Written exercise: Every entry must be repeated exactly. Exclude all pictures.
────────────────────────────────────────
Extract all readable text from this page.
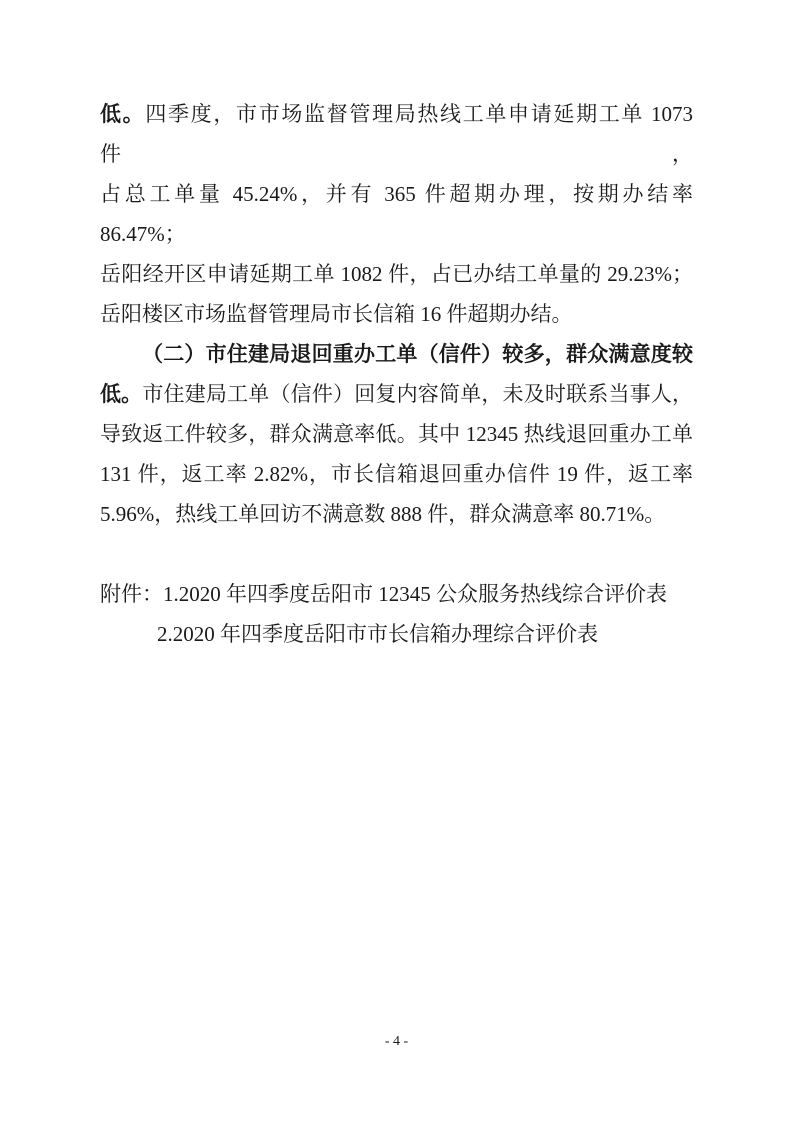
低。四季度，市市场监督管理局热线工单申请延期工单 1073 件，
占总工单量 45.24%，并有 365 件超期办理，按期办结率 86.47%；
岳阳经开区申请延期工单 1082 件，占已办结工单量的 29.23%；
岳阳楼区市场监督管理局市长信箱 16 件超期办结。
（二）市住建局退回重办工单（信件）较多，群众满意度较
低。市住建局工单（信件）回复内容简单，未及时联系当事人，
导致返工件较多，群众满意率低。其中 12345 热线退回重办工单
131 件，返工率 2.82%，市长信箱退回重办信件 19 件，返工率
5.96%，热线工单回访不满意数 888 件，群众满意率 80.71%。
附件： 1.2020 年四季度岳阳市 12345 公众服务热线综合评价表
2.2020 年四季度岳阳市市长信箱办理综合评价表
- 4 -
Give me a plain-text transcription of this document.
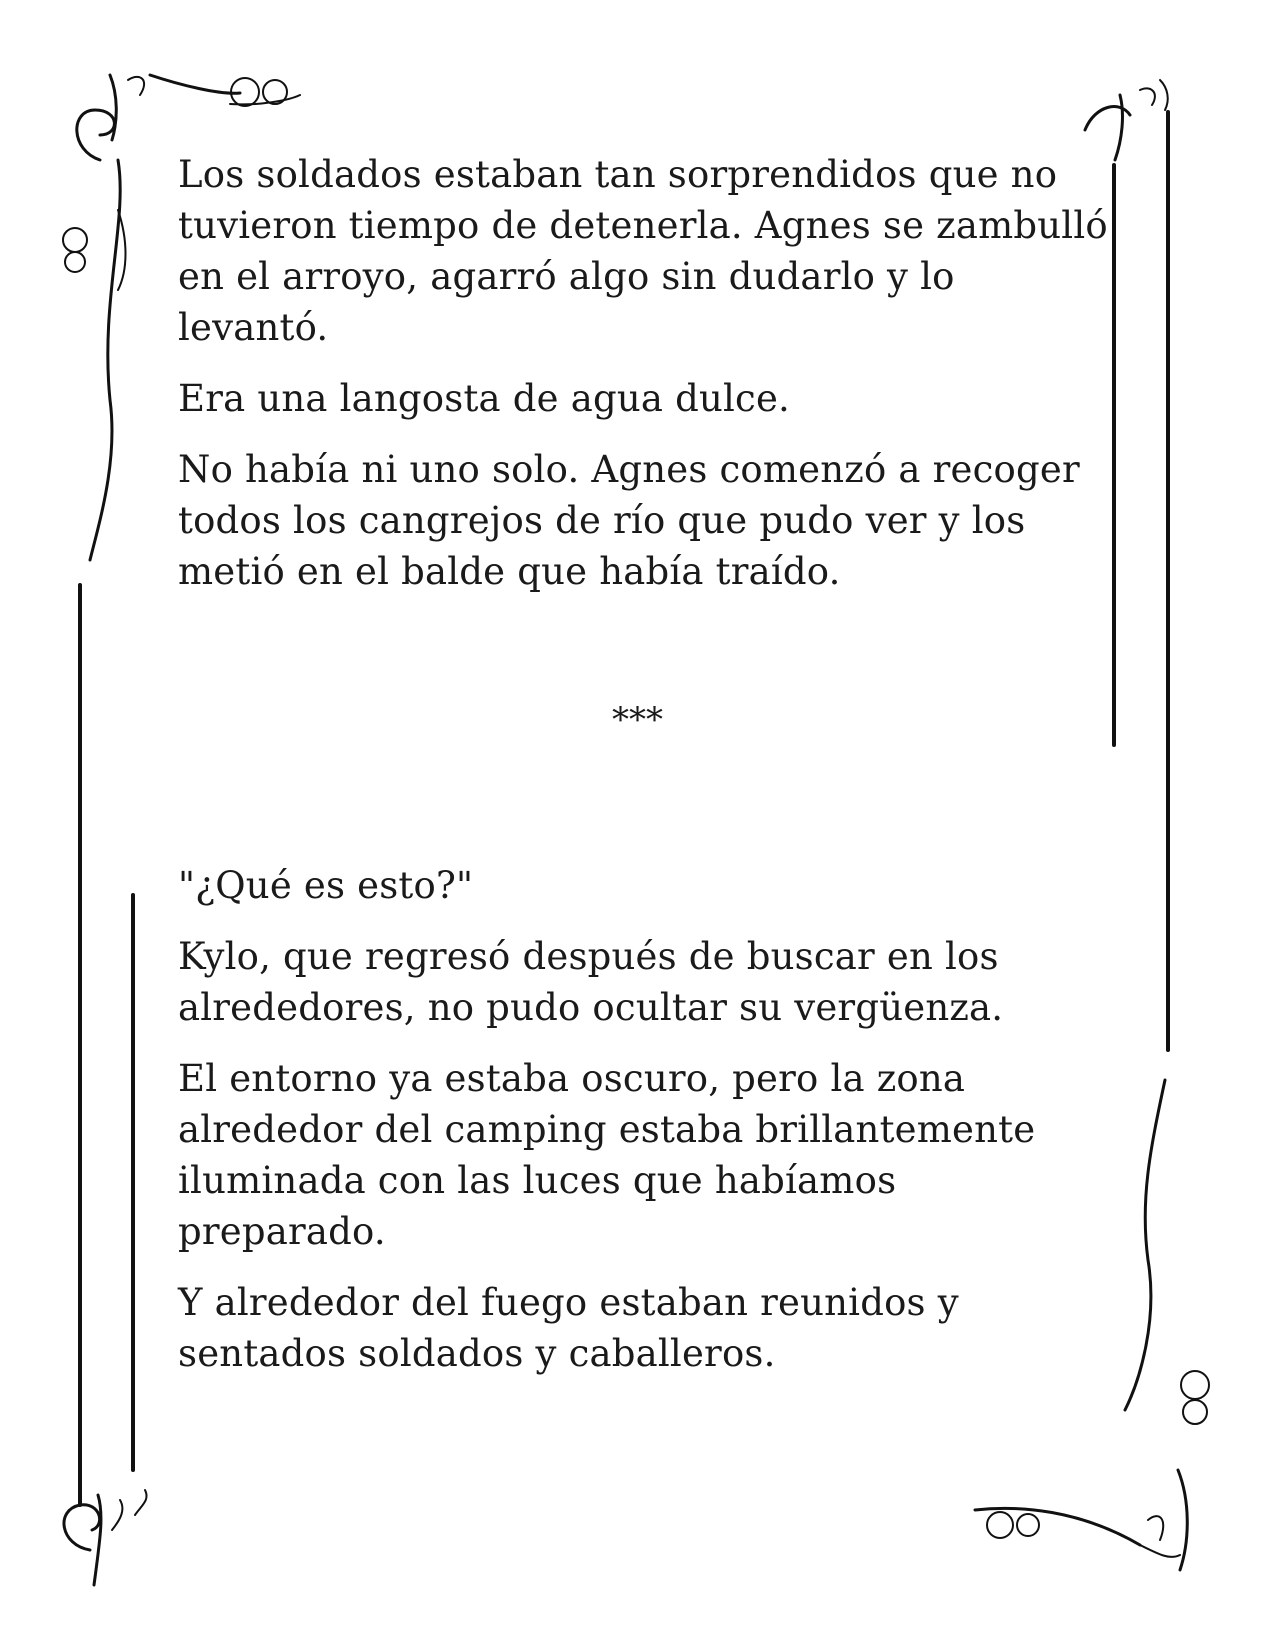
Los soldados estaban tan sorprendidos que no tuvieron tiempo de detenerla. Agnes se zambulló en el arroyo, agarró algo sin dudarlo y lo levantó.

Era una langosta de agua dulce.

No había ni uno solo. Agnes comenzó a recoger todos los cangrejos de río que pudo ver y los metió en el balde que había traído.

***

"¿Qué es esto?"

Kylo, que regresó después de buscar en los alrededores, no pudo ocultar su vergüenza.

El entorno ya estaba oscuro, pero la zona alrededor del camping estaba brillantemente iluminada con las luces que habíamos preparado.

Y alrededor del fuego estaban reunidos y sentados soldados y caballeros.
────────────────────────────────────────
Complete output:
Extract all readable text from this page.
低。四季度，市市场监督管理局热线工单申请延期工单 1073 件，
占总工单量 45.24%，并有 365 件超期办理，按期办结率 86.47%；
岳阳经开区申请延期工单 1082 件，占已办结工单量的 29.23%；
岳阳楼区市场监督管理局市长信箱 16 件超期办结。
（二）市住建局退回重办工单（信件）较多，群众满意度较
低。市住建局工单（信件）回复内容简单，未及时联系当事人，
导致返工件较多，群众满意率低。其中 12345 热线退回重办工单
131 件，返工率 2.82%，市长信箱退回重办信件 19 件，返工率
5.96%，热线工单回访不满意数 888 件，群众满意率 80.71%。
附件： 1.2020 年四季度岳阳市 12345 公众服务热线综合评价表
2.2020 年四季度岳阳市市长信箱办理综合评价表
- 4 -
Give me a plain-text transcription of this document.
Los soldados estaban tan sorprendidos que no tuvieron tiempo de detenerla. Agnes se zambulló en el arroyo, agarró algo sin dudarlo y lo levantó.

Era una langosta de agua dulce.

No había ni uno solo. Agnes comenzó a recoger todos los cangrejos de río que pudo ver y los metió en el balde que había traído.

***

"¿Qué es esto?"

Kylo, que regresó después de buscar en los alrededores, no pudo ocultar su vergüenza.

El entorno ya estaba oscuro, pero la zona alrededor del camping estaba brillantemente iluminada con las luces que habíamos preparado.

Y alrededor del fuego estaban reunidos y sentados soldados y caballeros.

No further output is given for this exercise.